===== Given entries =====

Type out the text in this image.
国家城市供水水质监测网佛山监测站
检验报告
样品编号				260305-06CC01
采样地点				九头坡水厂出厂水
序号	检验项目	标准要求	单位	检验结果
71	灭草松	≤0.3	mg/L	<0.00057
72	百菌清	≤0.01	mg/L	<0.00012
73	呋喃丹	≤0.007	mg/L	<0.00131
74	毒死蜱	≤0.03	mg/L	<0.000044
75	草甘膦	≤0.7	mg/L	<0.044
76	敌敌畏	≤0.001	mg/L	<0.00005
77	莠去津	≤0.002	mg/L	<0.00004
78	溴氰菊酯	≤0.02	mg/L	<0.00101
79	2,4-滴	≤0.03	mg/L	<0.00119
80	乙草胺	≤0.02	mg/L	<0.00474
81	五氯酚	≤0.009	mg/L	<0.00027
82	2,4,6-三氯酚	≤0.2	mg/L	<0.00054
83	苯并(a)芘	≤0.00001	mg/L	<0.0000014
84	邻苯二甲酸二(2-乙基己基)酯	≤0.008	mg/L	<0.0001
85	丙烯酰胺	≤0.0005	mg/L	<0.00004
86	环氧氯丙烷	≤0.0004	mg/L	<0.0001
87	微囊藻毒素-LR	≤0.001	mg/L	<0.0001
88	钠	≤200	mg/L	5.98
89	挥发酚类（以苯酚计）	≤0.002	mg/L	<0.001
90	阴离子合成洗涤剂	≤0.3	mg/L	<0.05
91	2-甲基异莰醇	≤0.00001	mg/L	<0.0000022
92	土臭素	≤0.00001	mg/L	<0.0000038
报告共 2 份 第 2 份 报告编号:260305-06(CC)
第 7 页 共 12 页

=====

▶ **Job**
Quote all of the entries exactly as they appear.

▶ **Solution for this problem**
Type out the text in this image.
国家城市供水水质监测网佛山监测站
检验报告
样品编号				260305-06CC01
采样地点				九头坡水厂出厂水
序号	检验项目	标准要求	单位	检验结果
71	灭草松	≤0.3	mg/L	<0.00057
72	百菌清	≤0.01	mg/L	<0.00012
73	呋喃丹	≤0.007	mg/L	<0.00131
74	毒死蜱	≤0.03	mg/L	<0.000044
75	草甘膦	≤0.7	mg/L	<0.044
76	敌敌畏	≤0.001	mg/L	<0.00005
77	莠去津	≤0.002	mg/L	<0.00004
78	溴氰菊酯	≤0.02	mg/L	<0.00101
79	2,4-滴	≤0.03	mg/L	<0.00119
80	乙草胺	≤0.02	mg/L	<0.00474
81	五氯酚	≤0.009	mg/L	<0.00027
82	2,4,6-三氯酚	≤0.2	mg/L	<0.00054
83	苯并(a)芘	≤0.00001	mg/L	<0.0000014
84	邻苯二甲酸二(2-乙基己基)酯	≤0.008	mg/L	<0.0001
85	丙烯酰胺	≤0.0005	mg/L	<0.00004
86	环氧氯丙烷	≤0.0004	mg/L	<0.0001
87	微囊藻毒素-LR	≤0.001	mg/L	<0.0001
88	钠	≤200	mg/L	5.98
89	挥发酚类（以苯酚计）	≤0.002	mg/L	<0.001
90	阴离子合成洗涤剂	≤0.3	mg/L	<0.05
91	2-甲基异莰醇	≤0.00001	mg/L	<0.0000022
92	土臭素	≤0.00001	mg/L	<0.0000038
报告共 2 份 第 2 份 报告编号:260305-06(CC)
第 7 页 共 12 页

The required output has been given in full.